— What the task requires —
Carry on the passage about public nuisance lawsuits, picking up right after its final sentence.

*** Opening of Extract to read ***

Did you guess “Canada”? The Canadian federal elections agency “will consider any substantial public talk or advocacy about climate change during the weeks around the Oct. 21 general election as potentially a form of election advertising, and thus only legal if it complies with the Elections Act.” [J.J. McCullough, Washington Post]
“That huge opioid verdict? Watch out — the energy industry is next”
Can the lawful sale of products be retrospectively declared a “public nuisance” and tagged with enormous damages, based on theories that the products caused harm after being used by third parties not in court? Before such theories succeeded in an Oklahoma courtroom against Johnson & Johnson over its promotion of opioid painkillers, they had been unsuccessfully deployed against the makers of guns used in crime, while another set of recent lawsuits attempts to deploy them in hopes of making the sellers of fossil fuels pay for the harms of climate change. Scott Keller, Houston Chronicle/Texans for Lawsuit Reform:
Public nuisance claims traditionally have been limited to conduct interfering with truly public rights. For example, courts for decades have recognized public nuisance claims brought by governments to remove impediments from their public highways or waterways. Even then, courts generally did not recognize such claims where a legislature or administrative agency had already regulated an industry. After all, if the political branches of government regulated an industry, then they were telling courts what did and did not qualify as an unlawful “nuisance.”
But a series of recent lawsuits wants courts to ignore these limits on public nuisance claims and obliterate entire industries. These lawsuits seek to massively expand what counts as a public right, and they want courts to destroy companies that are already complying with existing regulations.

*** Close of Extract to read ***
*** Opening of Data supplied ***

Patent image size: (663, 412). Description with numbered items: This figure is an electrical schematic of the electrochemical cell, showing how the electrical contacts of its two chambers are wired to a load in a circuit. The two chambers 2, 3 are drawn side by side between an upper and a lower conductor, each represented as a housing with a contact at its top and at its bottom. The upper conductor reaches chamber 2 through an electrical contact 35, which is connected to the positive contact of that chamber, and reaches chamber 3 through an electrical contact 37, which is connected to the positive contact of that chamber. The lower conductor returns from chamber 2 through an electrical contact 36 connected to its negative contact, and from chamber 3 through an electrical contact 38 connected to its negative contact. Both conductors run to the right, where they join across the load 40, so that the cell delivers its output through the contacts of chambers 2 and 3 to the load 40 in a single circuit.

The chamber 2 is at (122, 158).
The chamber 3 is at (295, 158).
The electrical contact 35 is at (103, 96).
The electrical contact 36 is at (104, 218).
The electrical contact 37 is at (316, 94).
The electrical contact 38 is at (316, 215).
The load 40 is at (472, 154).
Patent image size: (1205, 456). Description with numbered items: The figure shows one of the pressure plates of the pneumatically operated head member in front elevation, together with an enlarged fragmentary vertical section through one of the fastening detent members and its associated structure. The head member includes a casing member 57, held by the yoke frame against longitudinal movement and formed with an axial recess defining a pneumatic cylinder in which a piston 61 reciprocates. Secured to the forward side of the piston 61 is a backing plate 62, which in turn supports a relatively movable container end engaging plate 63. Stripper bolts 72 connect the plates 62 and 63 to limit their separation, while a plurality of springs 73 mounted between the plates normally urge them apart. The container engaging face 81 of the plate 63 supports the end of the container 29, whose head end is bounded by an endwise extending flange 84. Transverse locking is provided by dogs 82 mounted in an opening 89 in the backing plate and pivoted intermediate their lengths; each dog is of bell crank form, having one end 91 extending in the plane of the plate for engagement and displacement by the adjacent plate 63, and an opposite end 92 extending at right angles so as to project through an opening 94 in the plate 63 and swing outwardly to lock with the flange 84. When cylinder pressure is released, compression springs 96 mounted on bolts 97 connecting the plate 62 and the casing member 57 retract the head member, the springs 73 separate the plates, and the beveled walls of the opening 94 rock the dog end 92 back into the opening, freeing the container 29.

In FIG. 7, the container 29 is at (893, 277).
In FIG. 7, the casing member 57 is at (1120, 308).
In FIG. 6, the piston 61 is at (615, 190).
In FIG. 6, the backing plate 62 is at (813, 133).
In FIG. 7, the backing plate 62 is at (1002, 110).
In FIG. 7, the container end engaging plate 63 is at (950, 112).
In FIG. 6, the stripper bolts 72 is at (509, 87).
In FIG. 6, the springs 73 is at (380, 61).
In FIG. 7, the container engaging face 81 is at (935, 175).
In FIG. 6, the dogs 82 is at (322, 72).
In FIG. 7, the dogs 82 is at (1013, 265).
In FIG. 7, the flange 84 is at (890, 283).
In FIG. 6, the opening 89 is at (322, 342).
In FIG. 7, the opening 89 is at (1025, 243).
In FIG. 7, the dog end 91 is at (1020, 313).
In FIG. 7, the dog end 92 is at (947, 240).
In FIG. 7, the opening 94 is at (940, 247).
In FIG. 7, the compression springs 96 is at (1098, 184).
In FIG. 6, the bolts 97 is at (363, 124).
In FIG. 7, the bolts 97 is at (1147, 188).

*** Close of Data supplied ***

— Answer space —
Similarly: “’A loss on the public nuisance theory in the Oklahoma opioid public nuisance theory would have been a potentially devastating state court precedent for the climate change public nuisance cases now pending in state courts,’ said Richard Lazarus, a professor of environmental law at Harvard.” [Dino Grandoni, Washington Post]
Which raises a question: when trial lawyers were pitching Oklahoma politicos on the large sums to be gained by pursuing strained public nuisance theories against opioid makers, do you think they mentioned that the theories if embraced might work to shut down the locally popular oil and gas business?
Sanders: I’d prosecute oil and gas executives over climate change
Fossil fuel executives should be criminally prosecuted for the destruction they have knowingly caused. #GreenNewDeal
— Bernie Sanders (@BernieSanders) August 22, 2019
Vermont senator and presidential Bernie Sanders cites no criminal law that the executives violated, but he wouldn’t be the first champion of collectivism for whom the conviction was settled on first and the law found afterward. More: William Allison, Energy in Depth (in which I take issue with retroactive application of criminal law, and notions of “conspiracy” that do not make clear which underlying laws were involved).